- **SUPPLIED MATERIAL**:
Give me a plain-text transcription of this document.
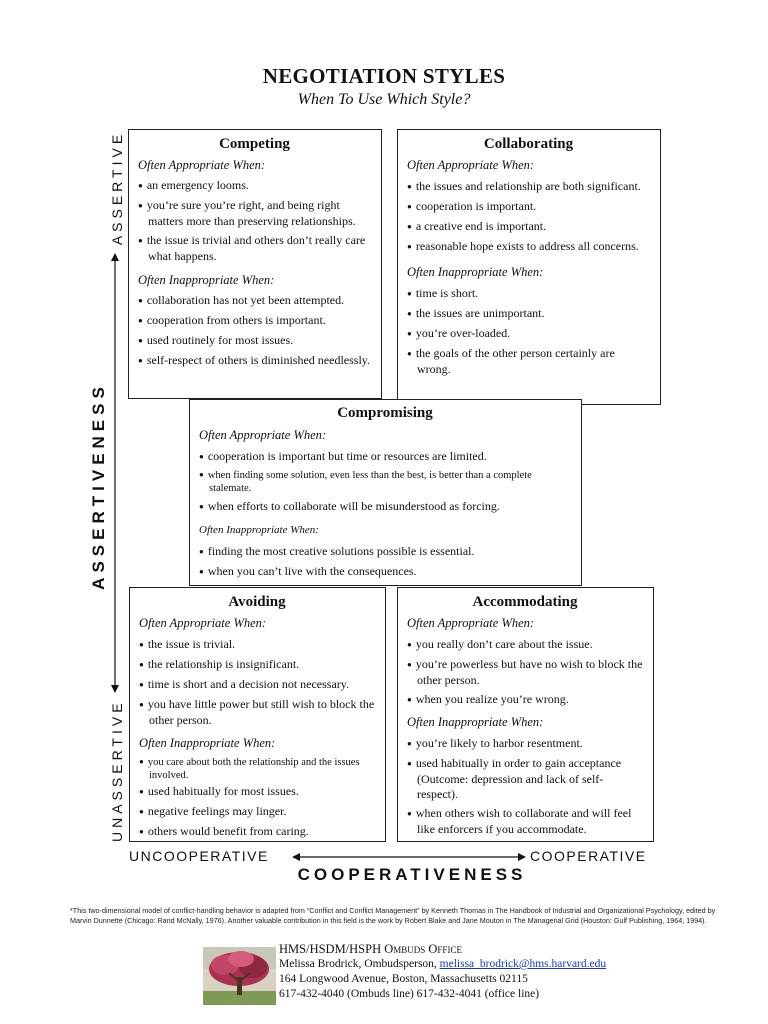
NEGOTIATION STYLES
When To Use Which Style?
ASSERTIVE
ASSERTIVENESS
UNASSERTIVE
Competing
Often Appropriate When:
● an emergency looms.
● you’re sure you’re right, and being right matters more than preserving relationships.
● the issue is trivial and others don’t really care what happens.
Often Inappropriate When:
● collaboration has not yet been attempted.
● cooperation from others is important.
● used routinely for most issues.
● self-respect of others is diminished needlessly.
Collaborating
Often Appropriate When:
● the issues and relationship are both significant.
● cooperation is important.
● a creative end is important.
● reasonable hope exists to address all concerns.
Often Inappropriate When:
● time is short.
● the issues are unimportant.
● you’re over-loaded.
● the goals of the other person certainly are wrong.
Compromising
Often Appropriate When:
● cooperation is important but time or resources are limited.
● when finding some solution, even less than the best, is better than a complete stalemate.
● when efforts to collaborate will be misunderstood as forcing.
Often Inappropriate When:
● finding the most creative solutions possible is essential.
● when you can’t live with the consequences.
Avoiding
Often Appropriate When:
● the issue is trivial.
● the relationship is insignificant.
● time is short and a decision not necessary.
● you have little power but still wish to block the other person.
Often Inappropriate When:
● you care about both the relationship and the issues involved.
● used habitually for most issues.
● negative feelings may linger.
● others would benefit from caring.
Accommodating
Often Appropriate When:
● you really don’t care about the issue.
● you’re powerless but have no wish to block the other person.
● when you realize you’re wrong.
Often Inappropriate When:
● you’re likely to harbor resentment.
● used habitually in order to gain acceptance (Outcome: depression and lack of self-respect).
● when others wish to collaborate and will feel like enforcers if you accommodate.
UNCOOPERATIVE	COOPERATIVE
COOPERATIVENESS
*This two-dimensional model of conflict-handling behavior is adapted from “Conflict and Conflict Management” by Kenneth Thomas in The Handbook of Industrial and Organizational Psychology, edited by
Marvin Dunnette (Chicago: Rand McNally, 1976). Another valuable contribution in this field is the work by Robert Blake and Jane Mouton in The Managerial Grid (Houston: Gulf Publishing, 1964, 1994).
HMS/HSDM/HSPH Ombuds Office
Melissa Brodrick, Ombudsperson, melissa_brodrick@hms.harvard.edu
164 Longwood Avenue, Boston, Massachusetts 02115
617-432-4040 (Ombuds line) 617-432-4041 (office line)
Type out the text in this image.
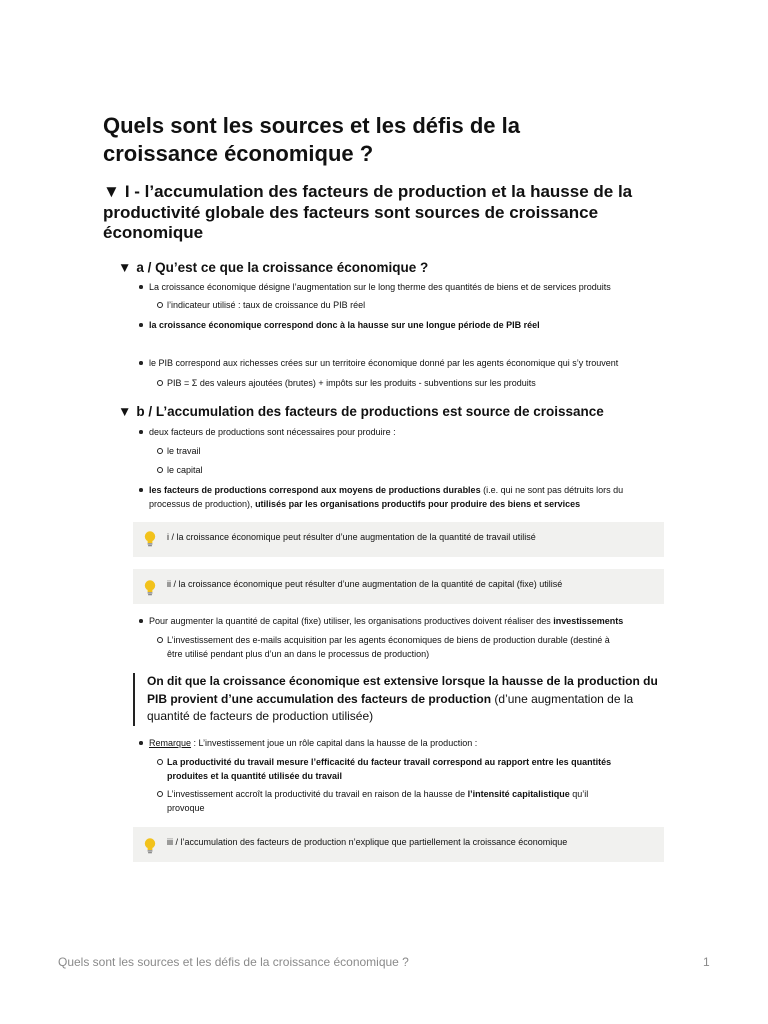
Quels sont les sources et les défis de la croissance économique ?
▼ I - l’accumulation des facteurs de production et la hausse de la
productivité globale des facteurs sont sources de croissance
économique
▼ a / Qu’est ce que la croissance économique ?
La croissance économique désigne l’augmentation sur le long therme des quantités de biens et de services produits
l’indicateur utilisé : taux de croissance du PIB réel
la croissance économique correspond donc à la hausse sur une longue période de PIB réel
le PIB correspond aux richesses crées sur un territoire économique donné par les agents économique qui s’y trouvent
PIB = Σ des valeurs ajoutées (brutes) + impôts sur les produits - subventions sur les produits
▼ b / L’accumulation des facteurs de productions est source de croissance
deux facteurs de productions sont nécessaires pour produire :
le travail
le capital
les facteurs de productions correspond aux moyens de productions durables (i.e. qui ne sont pas détruits lors du
processus de production), utilisés par les organisations productifs pour produire des biens et services
i / la croissance économique peut résulter d’une augmentation de la quantité de travail utilisé
ii / la croissance économique peut résulter d’une augmentation de la quantité de capital (fixe) utilisé
Pour augmenter la quantité de capital (fixe) utiliser, les organisations productives doivent réaliser des investissements
L’investissement des e-mails acquisition par les agents économiques de biens de production durable (destiné à
être utilisé pendant plus d’un an dans le processus de production)
On dit que la croissance économique est extensive lorsque la hausse de la production du
PIB provient d’une accumulation des facteurs de production (d’une augmentation de la
quantité de facteurs de production utilisée)
Remarque : L’investissement joue un rôle capital dans la hausse de la production :
La productivité du travail mesure l’efficacité du facteur travail correspond au rapport entre les quantités
produites et la quantité utilisée du travail
L’investissement accroît la productivité du travail en raison de la hausse de l’intensité capitalistique qu’il
provoque
iii / l’accumulation des facteurs de production n’explique que partiellement la croissance économique
Quels sont les sources et les défis de la croissance économique ?	1
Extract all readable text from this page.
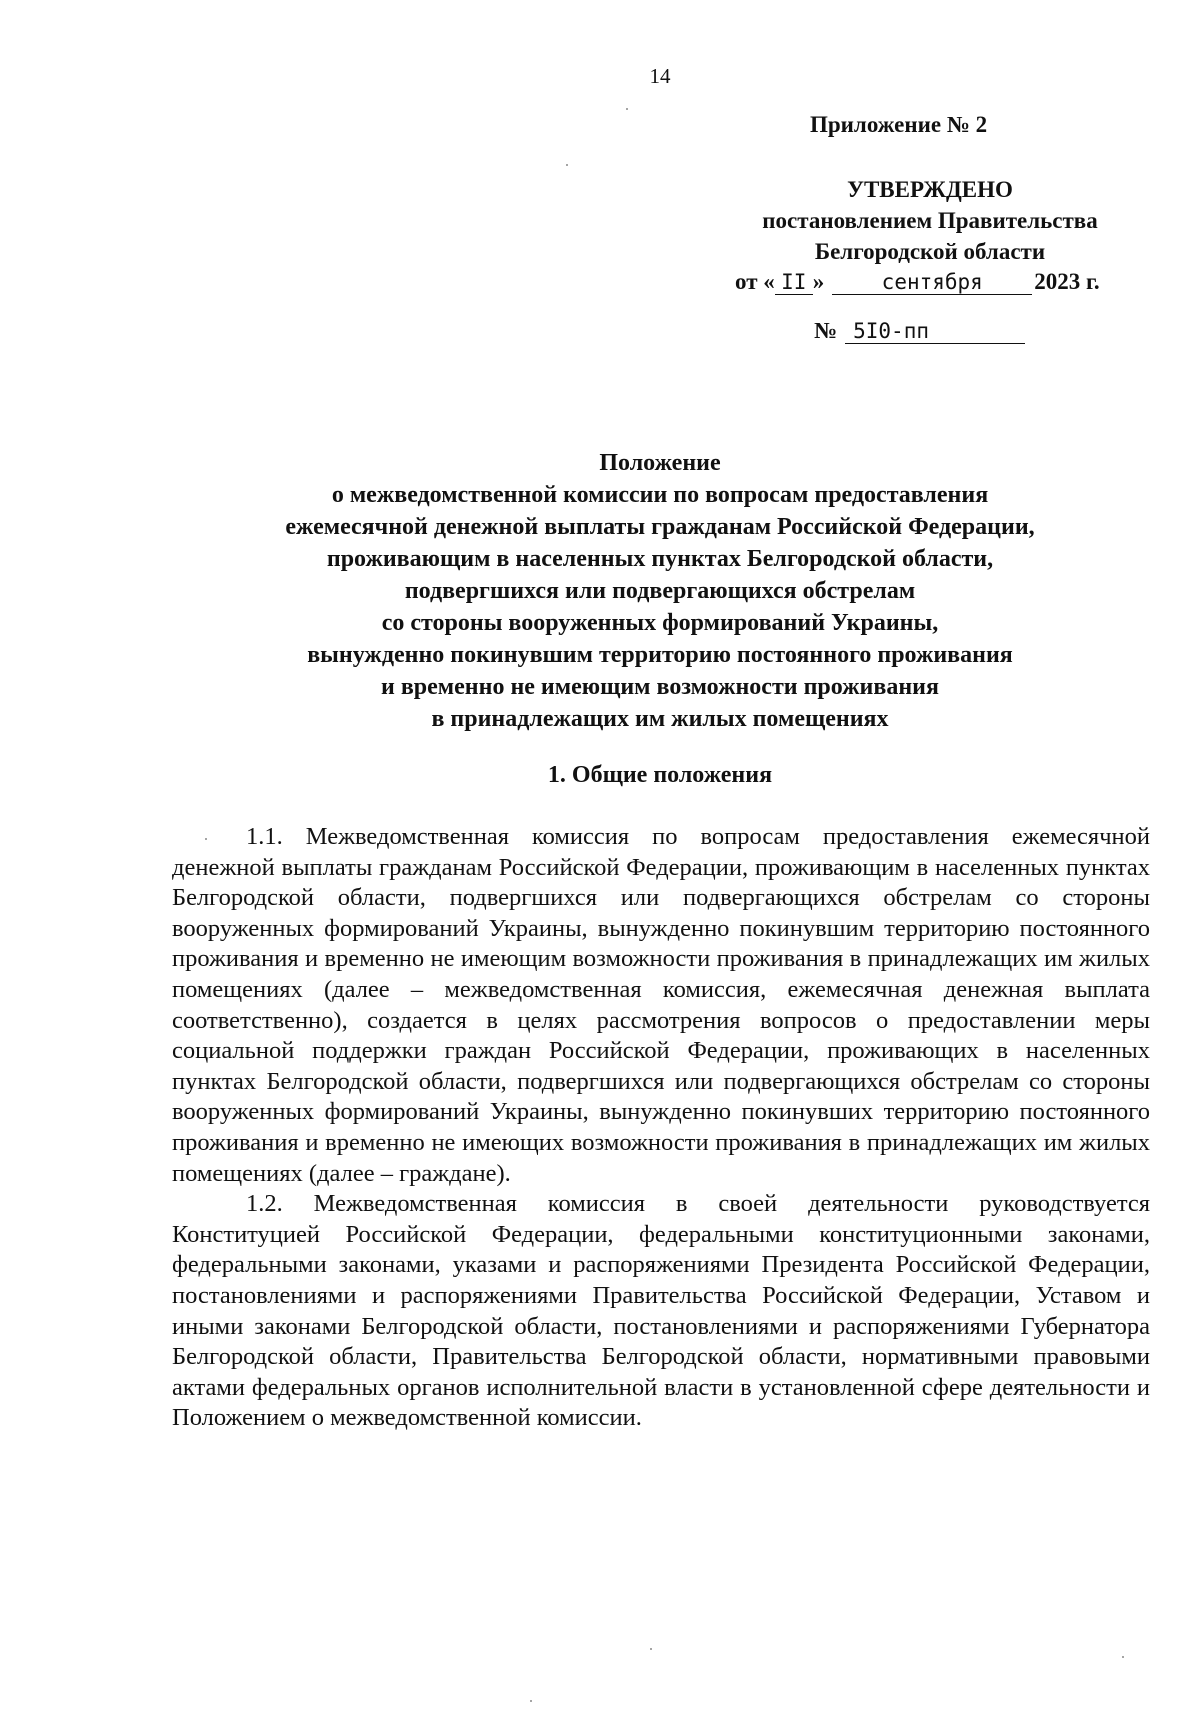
14
Приложение № 2
УТВЕРЖДЕНО
постановлением Правительства
Белгородской области
от « II »	сентября 2023 г.
№ 5I0-пп
Положение
о межведомственной комиссии по вопросам предоставления
ежемесячной денежной выплаты гражданам Российской Федерации,
проживающим в населенных пунктах Белгородской области,
подвергшихся или подвергающихся обстрелам
со стороны вооруженных формирований Украины,
вынужденно покинувшим территорию постоянного проживания
и временно не имеющим возможности проживания
в принадлежащих им жилых помещениях
1. Общие положения

1.1. Межведомственная комиссия по вопросам предоставления ежемесячной денежной выплаты гражданам Российской Федерации, проживающим в населенных пунктах Белгородской области, подвергшихся или подвергающихся обстрелам со стороны вооруженных формирований Украины, вынужденно покинувшим территорию постоянного проживания и временно не имеющим возможности проживания в принадлежащих им жилых помещениях (далее – межведомственная комиссия, ежемесячная денежная выплата соответственно), создается в целях рассмотрения вопросов о предоставлении меры социальной поддержки граждан Российской Федерации, проживающих в населенных пунктах Белгородской области, подвергшихся или подвергающихся обстрелам со стороны вооруженных формирований Украины, вынужденно покинувших территорию постоянного проживания и временно не имеющих возможности проживания в принадлежащих им жилых помещениях (далее – граждане).

1.2. Межведомственная комиссия в своей деятельности руководствуется Конституцией Российской Федерации, федеральными конституционными законами, федеральными законами, указами и распоряжениями Президента Российской Федерации, постановлениями и распоряжениями Правительства Российской Федерации, Уставом и иными законами Белгородской области, постановлениями и распоряжениями Губернатора Белгородской области, Правительства Белгородской области, нормативными правовыми актами федеральных органов исполнительной власти в установленной сфере деятельности и Положением о межведомственной комиссии.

- **GIVEN REQUEST**:
Go through the data above and find the lines with the word "produits". Copy each of those lines.

- **TASK SOLUTION**:
La croissance économique désigne l’augmentation sur le long therme des quantités de biens et de services produits
PIB = Σ des valeurs ajoutées (brutes) + impôts sur les produits - subventions sur les produits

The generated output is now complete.